RECORDS FOR PROCESSING =
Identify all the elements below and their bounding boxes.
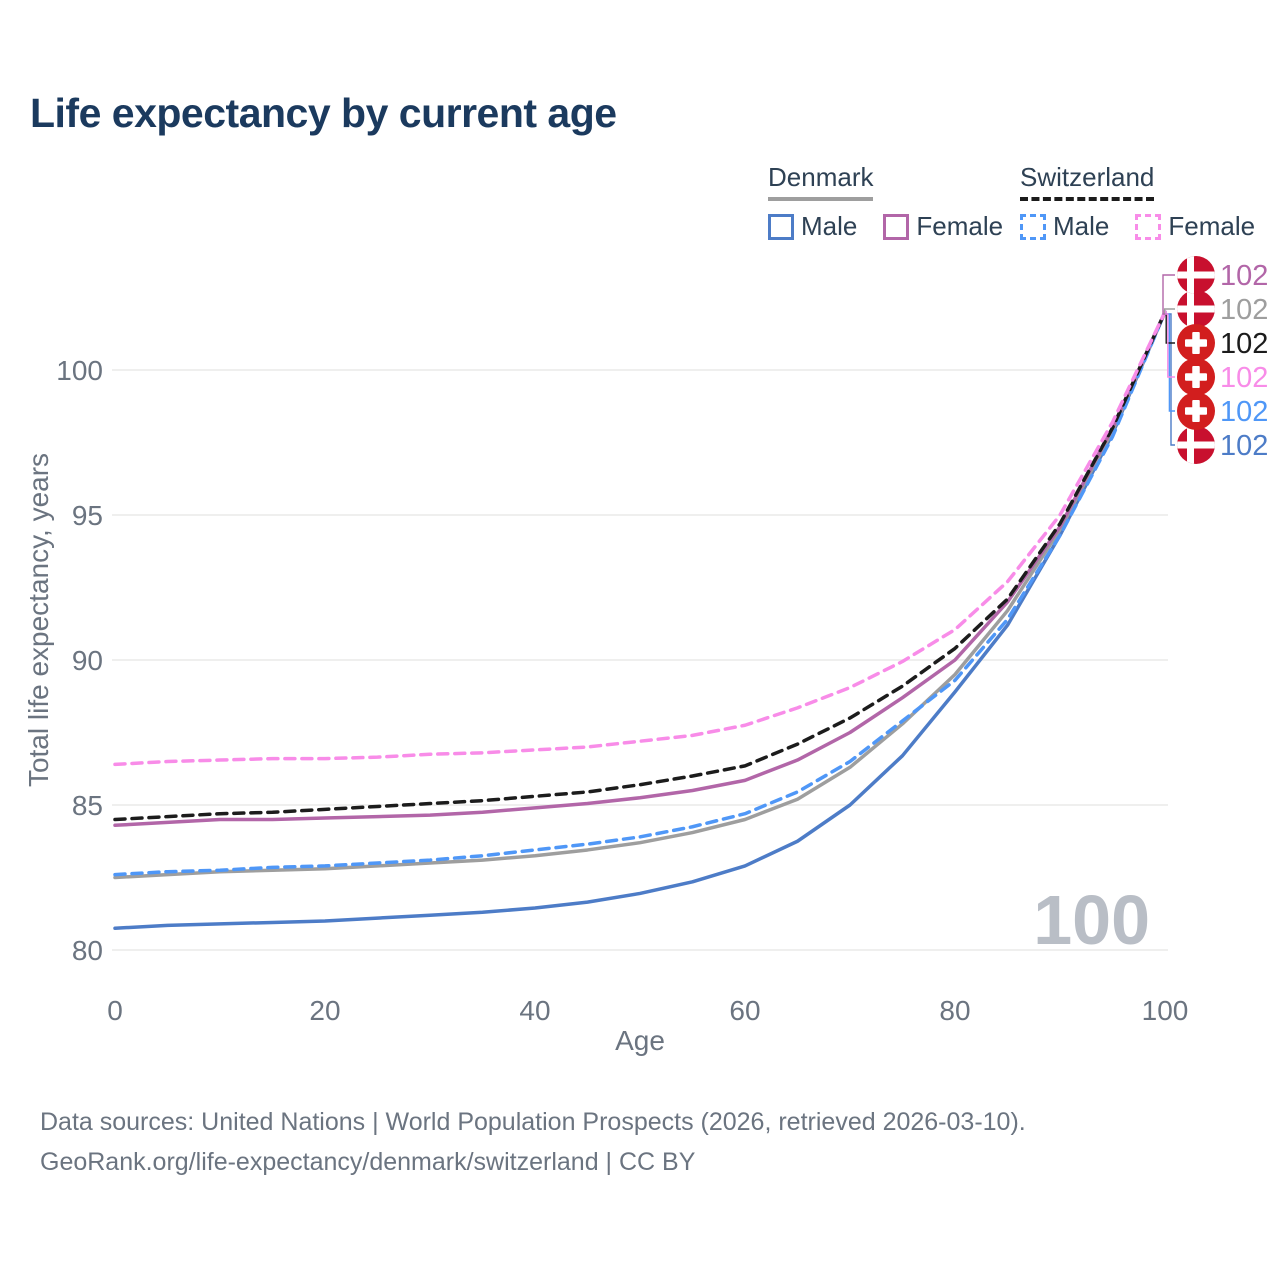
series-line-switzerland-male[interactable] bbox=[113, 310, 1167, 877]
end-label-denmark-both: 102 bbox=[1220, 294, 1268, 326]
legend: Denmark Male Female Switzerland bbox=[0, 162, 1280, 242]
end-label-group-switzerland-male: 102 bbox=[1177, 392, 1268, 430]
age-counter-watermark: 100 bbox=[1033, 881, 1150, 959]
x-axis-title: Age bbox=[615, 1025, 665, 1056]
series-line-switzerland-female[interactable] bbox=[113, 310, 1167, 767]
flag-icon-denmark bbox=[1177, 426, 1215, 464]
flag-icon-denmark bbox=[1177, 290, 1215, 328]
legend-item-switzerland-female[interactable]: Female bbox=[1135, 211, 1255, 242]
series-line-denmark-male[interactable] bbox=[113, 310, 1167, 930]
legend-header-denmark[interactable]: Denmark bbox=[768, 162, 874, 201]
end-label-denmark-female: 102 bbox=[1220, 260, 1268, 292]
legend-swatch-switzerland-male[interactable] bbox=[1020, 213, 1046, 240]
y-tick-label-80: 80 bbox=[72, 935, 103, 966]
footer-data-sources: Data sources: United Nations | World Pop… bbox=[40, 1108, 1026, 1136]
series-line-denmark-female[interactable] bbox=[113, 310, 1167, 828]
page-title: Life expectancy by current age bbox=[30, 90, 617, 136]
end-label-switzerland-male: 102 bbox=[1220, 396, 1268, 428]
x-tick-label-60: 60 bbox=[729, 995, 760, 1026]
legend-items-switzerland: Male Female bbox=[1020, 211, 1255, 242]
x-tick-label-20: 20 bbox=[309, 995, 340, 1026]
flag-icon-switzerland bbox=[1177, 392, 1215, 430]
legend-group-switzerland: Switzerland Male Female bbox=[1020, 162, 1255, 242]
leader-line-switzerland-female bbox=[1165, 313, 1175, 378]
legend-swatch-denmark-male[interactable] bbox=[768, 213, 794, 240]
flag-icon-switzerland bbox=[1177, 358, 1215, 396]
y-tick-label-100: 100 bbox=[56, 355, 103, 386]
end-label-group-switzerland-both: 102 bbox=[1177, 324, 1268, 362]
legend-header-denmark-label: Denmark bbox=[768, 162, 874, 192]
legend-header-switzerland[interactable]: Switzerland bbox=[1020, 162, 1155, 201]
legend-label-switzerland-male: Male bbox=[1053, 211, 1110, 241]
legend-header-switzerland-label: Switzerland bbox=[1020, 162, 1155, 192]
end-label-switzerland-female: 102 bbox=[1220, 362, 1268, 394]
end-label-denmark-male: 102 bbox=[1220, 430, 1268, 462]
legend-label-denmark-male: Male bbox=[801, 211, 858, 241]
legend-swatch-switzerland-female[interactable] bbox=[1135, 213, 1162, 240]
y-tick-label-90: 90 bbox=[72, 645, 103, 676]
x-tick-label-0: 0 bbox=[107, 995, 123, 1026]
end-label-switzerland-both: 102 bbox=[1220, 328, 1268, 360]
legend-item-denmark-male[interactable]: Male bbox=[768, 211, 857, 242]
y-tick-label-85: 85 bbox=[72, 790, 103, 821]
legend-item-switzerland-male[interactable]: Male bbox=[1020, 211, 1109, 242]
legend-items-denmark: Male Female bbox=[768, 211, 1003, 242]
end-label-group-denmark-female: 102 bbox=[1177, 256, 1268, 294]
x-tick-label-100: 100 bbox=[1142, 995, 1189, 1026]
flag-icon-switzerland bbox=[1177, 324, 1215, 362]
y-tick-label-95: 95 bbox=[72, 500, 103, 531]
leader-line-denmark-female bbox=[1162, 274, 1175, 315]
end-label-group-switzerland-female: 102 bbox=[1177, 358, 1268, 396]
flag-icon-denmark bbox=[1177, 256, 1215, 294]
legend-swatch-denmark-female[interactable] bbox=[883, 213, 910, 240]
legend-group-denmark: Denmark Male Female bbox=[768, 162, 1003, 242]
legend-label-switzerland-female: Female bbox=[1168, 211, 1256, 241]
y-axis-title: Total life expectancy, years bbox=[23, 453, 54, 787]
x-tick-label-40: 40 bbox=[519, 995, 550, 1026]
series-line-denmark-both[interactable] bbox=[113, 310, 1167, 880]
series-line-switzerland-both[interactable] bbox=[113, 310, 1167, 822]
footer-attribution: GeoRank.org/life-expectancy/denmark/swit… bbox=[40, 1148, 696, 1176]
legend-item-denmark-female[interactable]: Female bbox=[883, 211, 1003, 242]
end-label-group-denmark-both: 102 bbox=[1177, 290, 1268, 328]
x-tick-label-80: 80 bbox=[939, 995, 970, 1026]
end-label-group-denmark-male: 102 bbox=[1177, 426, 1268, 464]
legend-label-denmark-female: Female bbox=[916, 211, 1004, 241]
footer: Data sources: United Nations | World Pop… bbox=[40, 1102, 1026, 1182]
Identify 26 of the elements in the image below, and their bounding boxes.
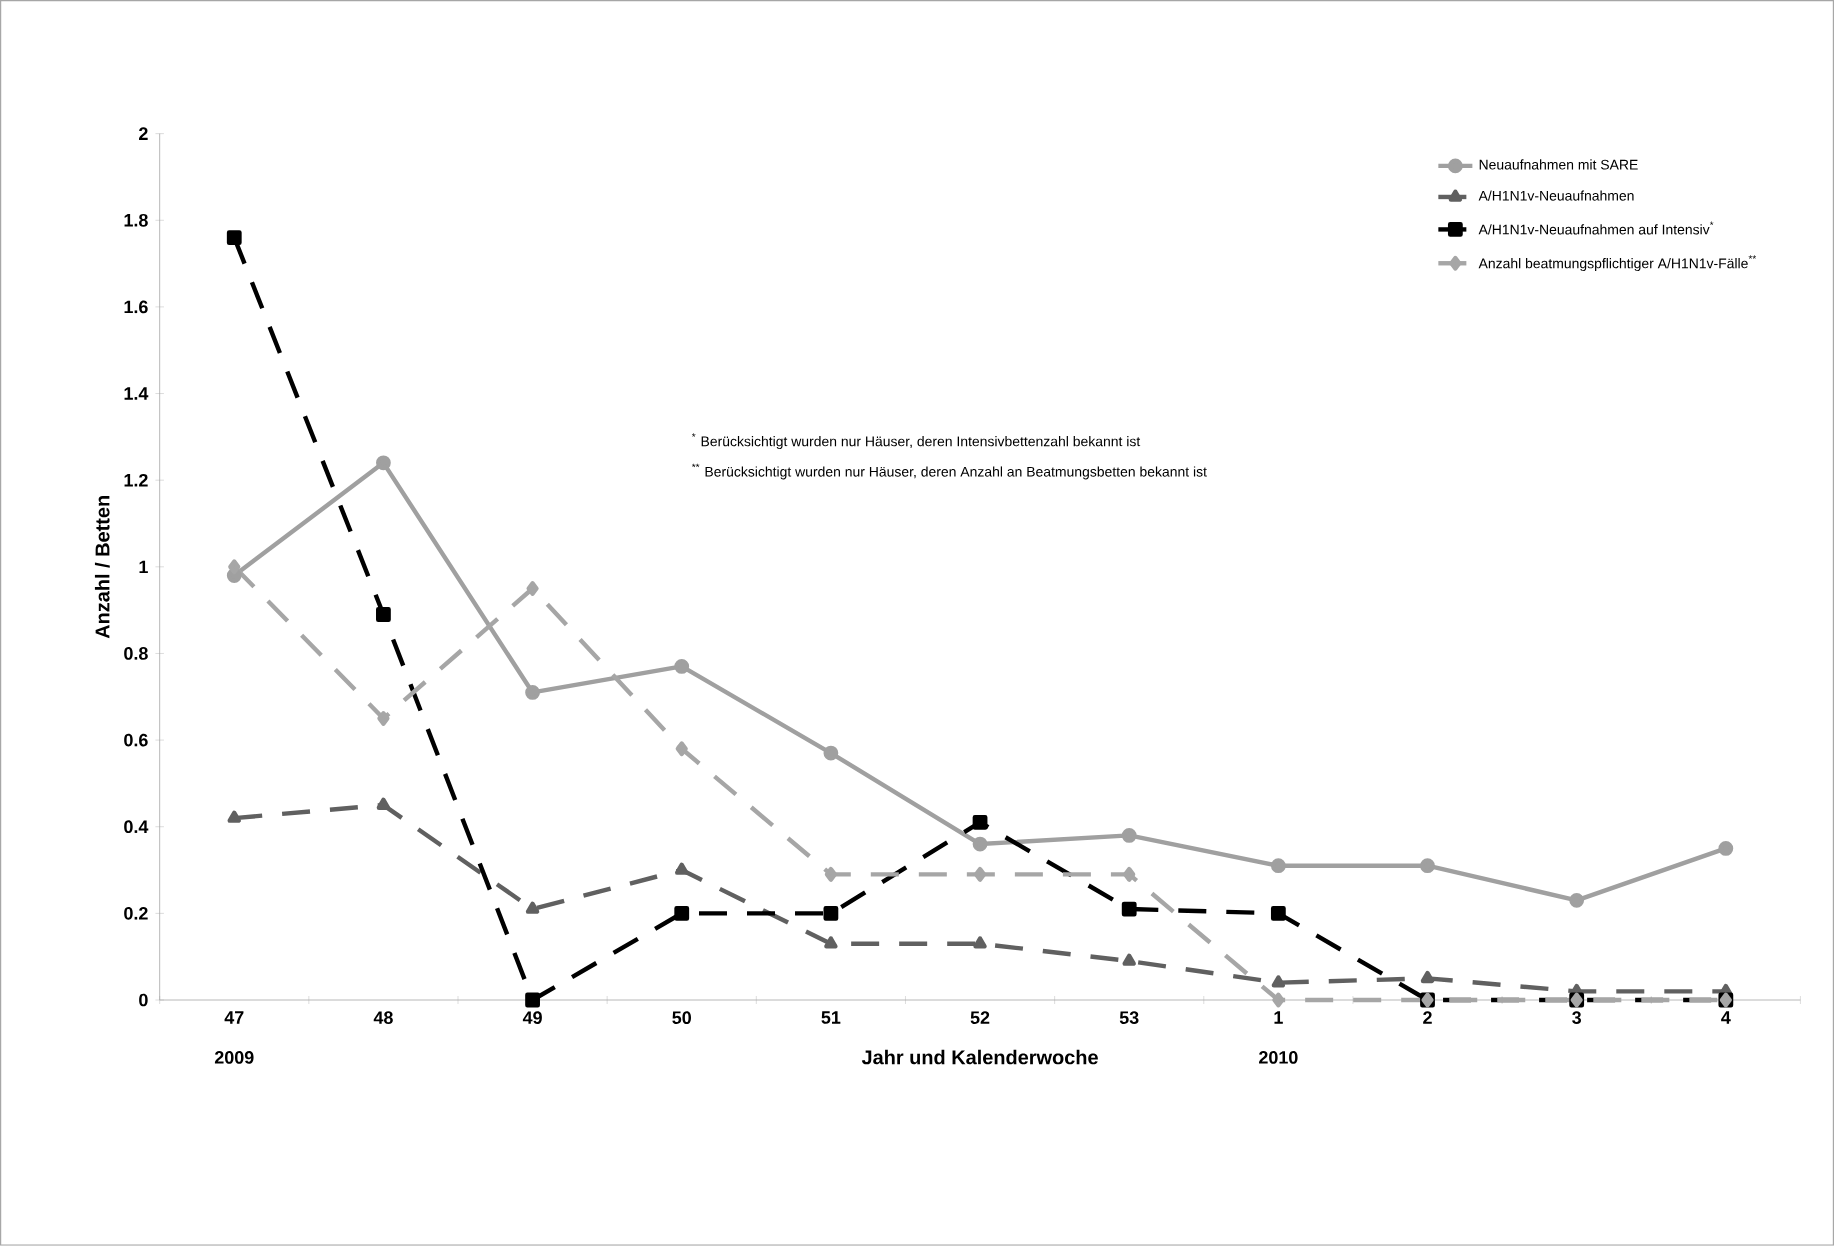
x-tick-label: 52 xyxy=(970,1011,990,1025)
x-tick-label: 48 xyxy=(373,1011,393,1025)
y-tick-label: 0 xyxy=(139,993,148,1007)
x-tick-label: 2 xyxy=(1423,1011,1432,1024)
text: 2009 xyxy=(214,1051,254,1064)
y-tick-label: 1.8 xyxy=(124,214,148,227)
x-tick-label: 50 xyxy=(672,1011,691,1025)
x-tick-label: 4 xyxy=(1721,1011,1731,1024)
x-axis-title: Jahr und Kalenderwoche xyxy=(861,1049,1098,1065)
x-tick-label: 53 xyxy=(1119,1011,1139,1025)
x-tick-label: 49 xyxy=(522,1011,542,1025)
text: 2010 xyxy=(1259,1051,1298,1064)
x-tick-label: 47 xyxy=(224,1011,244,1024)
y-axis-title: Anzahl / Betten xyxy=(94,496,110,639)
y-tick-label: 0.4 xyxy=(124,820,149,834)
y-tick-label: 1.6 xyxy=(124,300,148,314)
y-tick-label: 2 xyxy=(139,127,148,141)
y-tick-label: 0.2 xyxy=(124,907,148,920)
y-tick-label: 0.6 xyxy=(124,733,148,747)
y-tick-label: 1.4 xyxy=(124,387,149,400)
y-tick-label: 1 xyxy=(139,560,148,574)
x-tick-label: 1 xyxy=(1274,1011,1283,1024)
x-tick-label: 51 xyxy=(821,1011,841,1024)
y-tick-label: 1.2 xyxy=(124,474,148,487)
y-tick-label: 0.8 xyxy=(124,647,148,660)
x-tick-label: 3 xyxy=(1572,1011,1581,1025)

WHAT THE TASK ASKS = Copy out all of the records above line for line, leaving out the pictures.

WRITTEN ANSWER =
Identify all the elements below and their bounding boxes.
series-line-switzerland-male[interactable] bbox=[113, 310, 1167, 877]
end-label-denmark-both: 102 bbox=[1220, 294, 1268, 326]
legend: Denmark Male Female Switzerland bbox=[0, 162, 1280, 242]
end-label-group-switzerland-male: 102 bbox=[1177, 392, 1268, 430]
age-counter-watermark: 100 bbox=[1033, 881, 1150, 959]
x-axis-title: Age bbox=[615, 1025, 665, 1056]
series-line-switzerland-female[interactable] bbox=[113, 310, 1167, 767]
flag-icon-denmark bbox=[1177, 426, 1215, 464]
flag-icon-denmark bbox=[1177, 290, 1215, 328]
legend-item-switzerland-female[interactable]: Female bbox=[1135, 211, 1255, 242]
series-line-denmark-male[interactable] bbox=[113, 310, 1167, 930]
legend-header-denmark[interactable]: Denmark bbox=[768, 162, 874, 201]
end-label-denmark-female: 102 bbox=[1220, 260, 1268, 292]
legend-swatch-switzerland-male[interactable] bbox=[1020, 213, 1046, 240]
y-tick-label-80: 80 bbox=[72, 935, 103, 966]
footer-data-sources: Data sources: United Nations | World Pop… bbox=[40, 1108, 1026, 1136]
series-line-denmark-female[interactable] bbox=[113, 310, 1167, 828]
page-title: Life expectancy by current age bbox=[30, 90, 617, 136]
end-label-switzerland-male: 102 bbox=[1220, 396, 1268, 428]
x-tick-label-60: 60 bbox=[729, 995, 760, 1026]
legend-items-switzerland: Male Female bbox=[1020, 211, 1255, 242]
x-tick-label-20: 20 bbox=[309, 995, 340, 1026]
flag-icon-switzerland bbox=[1177, 392, 1215, 430]
legend-group-switzerland: Switzerland Male Female bbox=[1020, 162, 1255, 242]
leader-line-switzerland-female bbox=[1165, 313, 1175, 378]
legend-swatch-denmark-male[interactable] bbox=[768, 213, 794, 240]
flag-icon-switzerland bbox=[1177, 358, 1215, 396]
y-tick-label-100: 100 bbox=[56, 355, 103, 386]
end-label-group-switzerland-both: 102 bbox=[1177, 324, 1268, 362]
legend-header-denmark-label: Denmark bbox=[768, 162, 874, 192]
legend-header-switzerland[interactable]: Switzerland bbox=[1020, 162, 1155, 201]
legend-label-switzerland-male: Male bbox=[1053, 211, 1110, 241]
legend-header-switzerland-label: Switzerland bbox=[1020, 162, 1155, 192]
end-label-switzerland-female: 102 bbox=[1220, 362, 1268, 394]
end-label-denmark-male: 102 bbox=[1220, 430, 1268, 462]
legend-label-denmark-male: Male bbox=[801, 211, 858, 241]
legend-swatch-switzerland-female[interactable] bbox=[1135, 213, 1162, 240]
y-tick-label-90: 90 bbox=[72, 645, 103, 676]
x-tick-label-0: 0 bbox=[107, 995, 123, 1026]
end-label-switzerland-both: 102 bbox=[1220, 328, 1268, 360]
legend-item-denmark-male[interactable]: Male bbox=[768, 211, 857, 242]
y-tick-label-85: 85 bbox=[72, 790, 103, 821]
legend-item-switzerland-male[interactable]: Male bbox=[1020, 211, 1109, 242]
legend-items-denmark: Male Female bbox=[768, 211, 1003, 242]
end-label-group-denmark-female: 102 bbox=[1177, 256, 1268, 294]
x-tick-label-100: 100 bbox=[1142, 995, 1189, 1026]
flag-icon-switzerland bbox=[1177, 324, 1215, 362]
y-tick-label-95: 95 bbox=[72, 500, 103, 531]
leader-line-denmark-female bbox=[1162, 274, 1175, 315]
end-label-group-switzerland-female: 102 bbox=[1177, 358, 1268, 396]
flag-icon-denmark bbox=[1177, 256, 1215, 294]
legend-swatch-denmark-female[interactable] bbox=[883, 213, 910, 240]
legend-group-denmark: Denmark Male Female bbox=[768, 162, 1003, 242]
legend-label-switzerland-female: Female bbox=[1168, 211, 1256, 241]
y-axis-title: Total life expectancy, years bbox=[23, 453, 54, 787]
x-tick-label-40: 40 bbox=[519, 995, 550, 1026]
series-line-denmark-both[interactable] bbox=[113, 310, 1167, 880]
series-line-switzerland-both[interactable] bbox=[113, 310, 1167, 822]
footer-attribution: GeoRank.org/life-expectancy/denmark/swit… bbox=[40, 1148, 696, 1176]
legend-item-denmark-female[interactable]: Female bbox=[883, 211, 1003, 242]
end-label-group-denmark-both: 102 bbox=[1177, 290, 1268, 328]
x-tick-label-80: 80 bbox=[939, 995, 970, 1026]
end-label-group-denmark-male: 102 bbox=[1177, 426, 1268, 464]
legend-label-denmark-female: Female bbox=[916, 211, 1004, 241]
footer: Data sources: United Nations | World Pop… bbox=[40, 1102, 1026, 1182]
Identify 26 of the elements in the image below, and their bounding boxes.
x-tick-label: 52 xyxy=(970,1011,990,1025)
x-tick-label: 48 xyxy=(373,1011,393,1025)
y-tick-label: 0 xyxy=(139,993,148,1007)
x-tick-label: 2 xyxy=(1423,1011,1432,1024)
text: 2009 xyxy=(214,1051,254,1064)
y-tick-label: 1.8 xyxy=(124,214,148,227)
x-tick-label: 50 xyxy=(672,1011,691,1025)
x-tick-label: 4 xyxy=(1721,1011,1731,1024)
x-axis-title: Jahr und Kalenderwoche xyxy=(861,1049,1098,1065)
x-tick-label: 53 xyxy=(1119,1011,1139,1025)
x-tick-label: 49 xyxy=(522,1011,542,1025)
text: 2010 xyxy=(1259,1051,1298,1064)
x-tick-label: 47 xyxy=(224,1011,244,1024)
y-axis-title: Anzahl / Betten xyxy=(94,496,110,639)
y-tick-label: 0.4 xyxy=(124,820,149,834)
y-tick-label: 1.6 xyxy=(124,300,148,314)
y-tick-label: 2 xyxy=(139,127,148,141)
y-tick-label: 0.2 xyxy=(124,907,148,920)
y-tick-label: 0.6 xyxy=(124,733,148,747)
y-tick-label: 1.4 xyxy=(124,387,149,400)
y-tick-label: 1 xyxy=(139,560,148,574)
x-tick-label: 1 xyxy=(1274,1011,1283,1024)
x-tick-label: 51 xyxy=(821,1011,841,1024)
y-tick-label: 1.2 xyxy=(124,474,148,487)
y-tick-label: 0.8 xyxy=(124,647,148,660)
x-tick-label: 3 xyxy=(1572,1011,1581,1025)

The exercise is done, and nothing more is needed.